[Dataset items]
__________________________________________________
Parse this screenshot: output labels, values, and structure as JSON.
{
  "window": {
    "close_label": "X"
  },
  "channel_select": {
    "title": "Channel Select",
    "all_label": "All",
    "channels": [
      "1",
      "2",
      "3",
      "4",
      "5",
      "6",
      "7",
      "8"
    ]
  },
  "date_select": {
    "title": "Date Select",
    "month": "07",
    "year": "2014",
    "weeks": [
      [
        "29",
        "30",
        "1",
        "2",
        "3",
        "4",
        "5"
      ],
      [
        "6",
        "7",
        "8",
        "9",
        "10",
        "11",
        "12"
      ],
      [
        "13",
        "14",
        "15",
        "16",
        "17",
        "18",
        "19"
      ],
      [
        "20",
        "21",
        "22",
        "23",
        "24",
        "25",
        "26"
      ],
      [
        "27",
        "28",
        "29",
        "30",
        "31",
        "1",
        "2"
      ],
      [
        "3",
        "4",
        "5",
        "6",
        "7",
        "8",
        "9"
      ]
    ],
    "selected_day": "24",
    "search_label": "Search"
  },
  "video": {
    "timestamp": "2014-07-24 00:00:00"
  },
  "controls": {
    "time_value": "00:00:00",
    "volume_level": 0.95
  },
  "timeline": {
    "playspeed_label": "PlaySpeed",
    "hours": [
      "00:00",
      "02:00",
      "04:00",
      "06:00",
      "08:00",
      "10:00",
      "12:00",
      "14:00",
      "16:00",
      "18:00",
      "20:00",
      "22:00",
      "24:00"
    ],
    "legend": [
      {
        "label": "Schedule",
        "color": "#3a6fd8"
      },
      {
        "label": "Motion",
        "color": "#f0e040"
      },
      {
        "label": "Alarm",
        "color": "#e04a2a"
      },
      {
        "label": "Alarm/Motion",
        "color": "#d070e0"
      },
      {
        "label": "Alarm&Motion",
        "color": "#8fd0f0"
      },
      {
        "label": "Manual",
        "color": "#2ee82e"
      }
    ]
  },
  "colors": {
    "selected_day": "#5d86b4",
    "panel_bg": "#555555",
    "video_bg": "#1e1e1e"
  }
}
__________________________________________________
Given exercise: Return the entries above exactly as they appear.

Problem solution:
Parse this screenshot: output labels, values, and structure as JSON.
{
  "window": {
    "close_label": "X"
  },
  "channel_select": {
    "title": "Channel Select",
    "all_label": "All",
    "channels": [
      "1",
      "2",
      "3",
      "4",
      "5",
      "6",
      "7",
      "8"
    ]
  },
  "date_select": {
    "title": "Date Select",
    "month": "07",
    "year": "2014",
    "weeks": [
      [
        "29",
        "30",
        "1",
        "2",
        "3",
        "4",
        "5"
      ],
      [
        "6",
        "7",
        "8",
        "9",
        "10",
        "11",
        "12"
      ],
      [
        "13",
        "14",
        "15",
        "16",
        "17",
        "18",
        "19"
      ],
      [
        "20",
        "21",
        "22",
        "23",
        "24",
        "25",
        "26"
      ],
      [
        "27",
        "28",
        "29",
        "30",
        "31",
        "1",
        "2"
      ],
      [
        "3",
        "4",
        "5",
        "6",
        "7",
        "8",
        "9"
      ]
    ],
    "selected_day": "24",
    "search_label": "Search"
  },
  "video": {
    "timestamp": "2014-07-24 00:00:00"
  },
  "controls": {
    "time_value": "00:00:00",
    "volume_level": 0.95
  },
  "timeline": {
    "playspeed_label": "PlaySpeed",
    "hours": [
      "00:00",
      "02:00",
      "04:00",
      "06:00",
      "08:00",
      "10:00",
      "12:00",
      "14:00",
      "16:00",
      "18:00",
      "20:00",
      "22:00",
      "24:00"
    ],
    "legend": [
      {
        "label": "Schedule",
        "color": "#3a6fd8"
      },
      {
        "label": "Motion",
        "color": "#f0e040"
      },
      {
        "label": "Alarm",
        "color": "#e04a2a"
      },
      {
        "label": "Alarm/Motion",
        "color": "#d070e0"
      },
      {
        "label": "Alarm&Motion",
        "color": "#8fd0f0"
      },
      {
        "label": "Manual",
        "color": "#2ee82e"
      }
    ]
  },
  "colors": {
    "selected_day": "#5d86b4",
    "panel_bg": "#555555",
    "video_bg": "#1e1e1e"
  }
}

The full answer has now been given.